Material:
---
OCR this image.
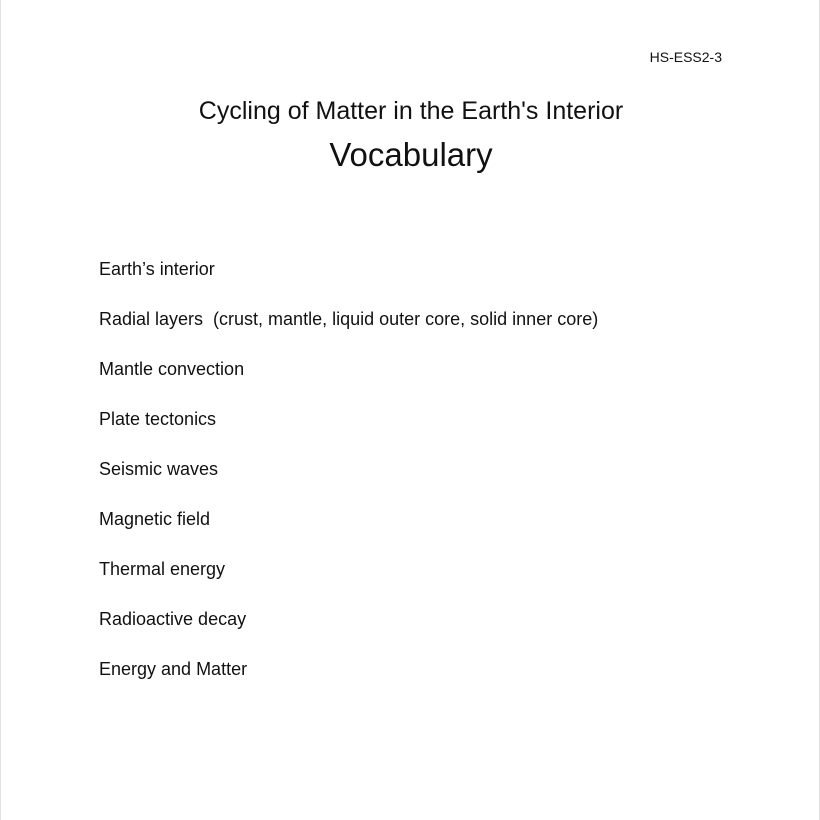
HS-ESS2-3
Cycling of Matter in the Earth's Interior
Vocabulary
Earth’s interior
Radial layers  (crust, mantle, liquid outer core, solid inner core)
Mantle convection
Plate tectonics
Seismic waves
Magnetic field
Thermal energy
Radioactive decay
Energy and Matter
---
Directions for this task:
Leave the pictures out and print the records above exactly as they stand.

The reply:
OCR this image.
HS-ESS2-3
Cycling of Matter in the Earth's Interior
Vocabulary
Earth’s interior
Radial layers  (crust, mantle, liquid outer core, solid inner core)
Mantle convection
Plate tectonics
Seismic waves
Magnetic field
Thermal energy
Radioactive decay
Energy and Matter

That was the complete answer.